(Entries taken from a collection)
----------

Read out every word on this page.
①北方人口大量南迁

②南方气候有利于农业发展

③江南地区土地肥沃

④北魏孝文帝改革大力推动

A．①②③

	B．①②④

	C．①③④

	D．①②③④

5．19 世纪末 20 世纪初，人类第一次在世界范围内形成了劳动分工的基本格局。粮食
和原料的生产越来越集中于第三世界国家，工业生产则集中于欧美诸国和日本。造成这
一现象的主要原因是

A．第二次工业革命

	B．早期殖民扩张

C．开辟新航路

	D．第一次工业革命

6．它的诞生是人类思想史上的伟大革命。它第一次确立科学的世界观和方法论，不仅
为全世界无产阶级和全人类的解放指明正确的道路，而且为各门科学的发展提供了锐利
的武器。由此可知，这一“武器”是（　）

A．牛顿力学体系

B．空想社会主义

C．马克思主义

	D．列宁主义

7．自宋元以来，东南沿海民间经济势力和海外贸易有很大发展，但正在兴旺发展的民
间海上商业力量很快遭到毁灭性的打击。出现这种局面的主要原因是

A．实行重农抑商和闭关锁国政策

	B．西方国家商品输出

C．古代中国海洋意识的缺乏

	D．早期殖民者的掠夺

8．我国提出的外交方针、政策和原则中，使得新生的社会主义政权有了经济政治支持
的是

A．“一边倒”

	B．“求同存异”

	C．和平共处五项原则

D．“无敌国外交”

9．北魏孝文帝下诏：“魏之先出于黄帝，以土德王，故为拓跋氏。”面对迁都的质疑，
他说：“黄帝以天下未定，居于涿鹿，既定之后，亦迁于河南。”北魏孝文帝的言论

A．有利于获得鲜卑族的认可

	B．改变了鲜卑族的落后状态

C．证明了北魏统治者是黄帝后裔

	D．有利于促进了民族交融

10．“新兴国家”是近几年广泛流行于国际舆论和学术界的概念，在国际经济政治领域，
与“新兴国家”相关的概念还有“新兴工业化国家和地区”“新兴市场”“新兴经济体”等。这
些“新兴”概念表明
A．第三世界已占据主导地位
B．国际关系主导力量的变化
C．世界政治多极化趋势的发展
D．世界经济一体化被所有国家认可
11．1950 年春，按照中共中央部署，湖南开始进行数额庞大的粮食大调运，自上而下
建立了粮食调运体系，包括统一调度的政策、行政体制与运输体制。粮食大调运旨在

----------

### DO THIS
Go through the preceding material and copy each line that has the word "新兴国家".

### WRITTEN SOLUTION
10．“新兴国家”是近几年广泛流行于国际舆论和学术界的概念，在国际经济政治领域，
与“新兴国家”相关的概念还有“新兴工业化国家和地区”“新兴市场”“新兴经济体”等。这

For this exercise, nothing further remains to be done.